• _TASK INSTRUCTIONS_
- A) From the piece on amateur CPR, print the passage from "That being said, the" up to and including "with the pax.".
- B) Condense the paragraph of the piece on amateur CPR that opens "Further support came from this article" into a shorter version that keeps its main facts.

• _PASSAGE FOR REVIEW_
# # #

The Value of Amateur CPR
I was among a number of pax who attended last week’s “CPR and a Bar” event organized by Raider and Mickey Thomas. It was a brief one-hour overview of the most basic type of chest-compression CPR and was very much a prelude to a more in-depth training session that would require a half- to whole-day commitment to get full CPR certification.
That being said, the value of what we learned last Thursday has been reinforced in a couple of ways. One was by the appearance of Charles Upchurch — an Elizabeth neighbor, fellow Cub Scout dad and longtime acquaintance of mine — at last week’s event. Charles was struck by lightning while on a camping trip with one of his sons earlier this year; his life was saved by the fact that another dad on the trip knew CPR and administered it. Charles was kind enough to drop by the event and share his story with the pax.
Further support came from this article that I encountered on the web earlier this week. It explores why the rate of survival for out-of-the-hospital cardiac arrests suffered in Seattle is nearly five times the survival rate in the rest of the nation. It turns out that 75% of the population in King County is trained in CPR. That, combined with what the article calls “an aggressive dispatcher-assisted CPR program,” gives heart attack victims there a leg up on survival.
As Raider pointed out when I shared the article with him and Mickey Thomas, this is the money quote — particularly for those of us who went through the bare bones training last week:
“Any bystander CPR, not even good-quality bystander CPR, more than doubles and in some studies triples survival from cardiac arrest,” said Dr. Ben Bobrow, medical director for the state of Arizona. “The question is how to get more people to do bystander CPR.”
Many of us who attended last week’s session are now motivated to do a full training course so that we really know what we’re doing. And for everyone who wasn’t able to make it last week, I strongly encourage you to attend the next edition of “CPR and a Bar.”

# # #

(Excerpts from a dataset)
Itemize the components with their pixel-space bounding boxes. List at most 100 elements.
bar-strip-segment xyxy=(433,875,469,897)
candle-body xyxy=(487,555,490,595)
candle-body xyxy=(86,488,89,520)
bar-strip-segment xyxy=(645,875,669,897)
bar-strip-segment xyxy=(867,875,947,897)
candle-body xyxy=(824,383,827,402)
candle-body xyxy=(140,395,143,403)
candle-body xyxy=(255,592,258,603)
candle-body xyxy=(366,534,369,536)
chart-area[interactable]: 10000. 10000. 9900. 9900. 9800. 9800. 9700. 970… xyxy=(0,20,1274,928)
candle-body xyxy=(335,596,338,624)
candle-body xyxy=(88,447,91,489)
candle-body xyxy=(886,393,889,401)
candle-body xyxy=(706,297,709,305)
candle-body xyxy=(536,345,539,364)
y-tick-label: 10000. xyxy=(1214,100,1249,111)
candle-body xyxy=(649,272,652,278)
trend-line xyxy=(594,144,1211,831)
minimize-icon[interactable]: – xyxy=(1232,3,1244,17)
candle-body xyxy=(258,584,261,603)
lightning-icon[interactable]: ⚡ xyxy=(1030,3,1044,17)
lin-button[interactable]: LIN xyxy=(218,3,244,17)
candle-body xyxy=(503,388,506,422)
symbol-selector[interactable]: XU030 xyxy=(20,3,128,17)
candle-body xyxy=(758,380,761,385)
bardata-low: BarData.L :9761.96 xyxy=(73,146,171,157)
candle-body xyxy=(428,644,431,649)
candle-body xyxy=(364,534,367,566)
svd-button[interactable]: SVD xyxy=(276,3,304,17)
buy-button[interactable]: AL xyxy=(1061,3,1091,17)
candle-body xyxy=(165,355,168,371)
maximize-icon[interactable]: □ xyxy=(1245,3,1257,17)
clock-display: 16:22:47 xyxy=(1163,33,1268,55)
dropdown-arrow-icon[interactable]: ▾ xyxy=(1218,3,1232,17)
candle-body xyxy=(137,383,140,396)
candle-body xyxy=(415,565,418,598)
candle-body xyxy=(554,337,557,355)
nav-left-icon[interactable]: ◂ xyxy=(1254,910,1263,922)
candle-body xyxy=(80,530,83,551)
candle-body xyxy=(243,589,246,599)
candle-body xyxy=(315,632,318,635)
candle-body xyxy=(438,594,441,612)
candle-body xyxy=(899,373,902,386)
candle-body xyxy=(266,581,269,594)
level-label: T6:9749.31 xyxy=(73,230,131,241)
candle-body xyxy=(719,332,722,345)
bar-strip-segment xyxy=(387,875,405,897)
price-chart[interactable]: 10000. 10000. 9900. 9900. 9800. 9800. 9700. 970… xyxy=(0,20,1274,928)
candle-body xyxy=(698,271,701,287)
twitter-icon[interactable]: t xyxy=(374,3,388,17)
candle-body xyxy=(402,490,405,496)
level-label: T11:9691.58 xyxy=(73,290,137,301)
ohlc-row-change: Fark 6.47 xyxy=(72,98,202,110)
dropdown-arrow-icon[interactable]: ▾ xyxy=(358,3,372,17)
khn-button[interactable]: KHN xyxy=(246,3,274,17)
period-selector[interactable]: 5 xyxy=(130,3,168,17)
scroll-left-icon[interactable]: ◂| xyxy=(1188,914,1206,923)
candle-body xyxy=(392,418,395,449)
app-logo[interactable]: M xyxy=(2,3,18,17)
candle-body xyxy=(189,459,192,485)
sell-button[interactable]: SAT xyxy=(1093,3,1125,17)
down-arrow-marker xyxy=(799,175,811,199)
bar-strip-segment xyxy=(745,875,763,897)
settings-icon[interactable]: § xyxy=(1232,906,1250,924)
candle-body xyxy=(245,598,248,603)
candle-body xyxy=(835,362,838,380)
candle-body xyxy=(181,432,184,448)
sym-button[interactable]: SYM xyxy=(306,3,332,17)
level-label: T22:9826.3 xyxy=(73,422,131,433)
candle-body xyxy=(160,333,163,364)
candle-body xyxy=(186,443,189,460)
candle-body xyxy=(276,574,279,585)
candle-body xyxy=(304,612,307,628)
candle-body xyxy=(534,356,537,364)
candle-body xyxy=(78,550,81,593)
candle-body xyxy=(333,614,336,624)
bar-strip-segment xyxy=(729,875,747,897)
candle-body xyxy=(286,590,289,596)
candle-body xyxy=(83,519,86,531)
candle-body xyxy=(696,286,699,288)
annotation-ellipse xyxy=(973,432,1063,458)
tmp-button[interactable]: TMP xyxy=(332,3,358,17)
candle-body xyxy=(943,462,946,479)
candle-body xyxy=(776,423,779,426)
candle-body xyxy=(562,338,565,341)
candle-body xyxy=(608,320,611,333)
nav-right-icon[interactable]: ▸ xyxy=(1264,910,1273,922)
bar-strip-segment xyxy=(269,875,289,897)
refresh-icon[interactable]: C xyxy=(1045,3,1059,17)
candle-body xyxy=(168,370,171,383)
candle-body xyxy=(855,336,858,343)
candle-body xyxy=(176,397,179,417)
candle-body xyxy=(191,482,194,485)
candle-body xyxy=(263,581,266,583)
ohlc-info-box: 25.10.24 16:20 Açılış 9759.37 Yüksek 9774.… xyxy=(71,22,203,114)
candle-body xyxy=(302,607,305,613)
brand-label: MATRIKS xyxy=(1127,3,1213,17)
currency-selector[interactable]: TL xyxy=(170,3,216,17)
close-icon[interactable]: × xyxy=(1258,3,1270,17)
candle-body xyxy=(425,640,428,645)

# # #

• _RESULTS BY TASK_
- A)
That being said, the value of what we learned last Thursday has been reinforced in a couple of ways. One was by the appearance of Charles Upchurch — an Elizabeth neighbor, fellow Cub Scout dad and longtime acquaintance of mine — at last week’s event. Charles was struck by lightning while on a camping trip with one of his sons earlier this year; his life was saved by the fact that another dad on the trip knew CPR and administered it. Charles was kind enough to drop by the event and share his story with the pax.

- B) An article found online this week explains why Seattle's survival rate for out-of-hospital cardiac arrest is nearly five times the national rate. In King County, 75% of people are trained in CPR, and an aggressive dispatcher-assisted CPR program gives heart attack victims there a better chance of surviving.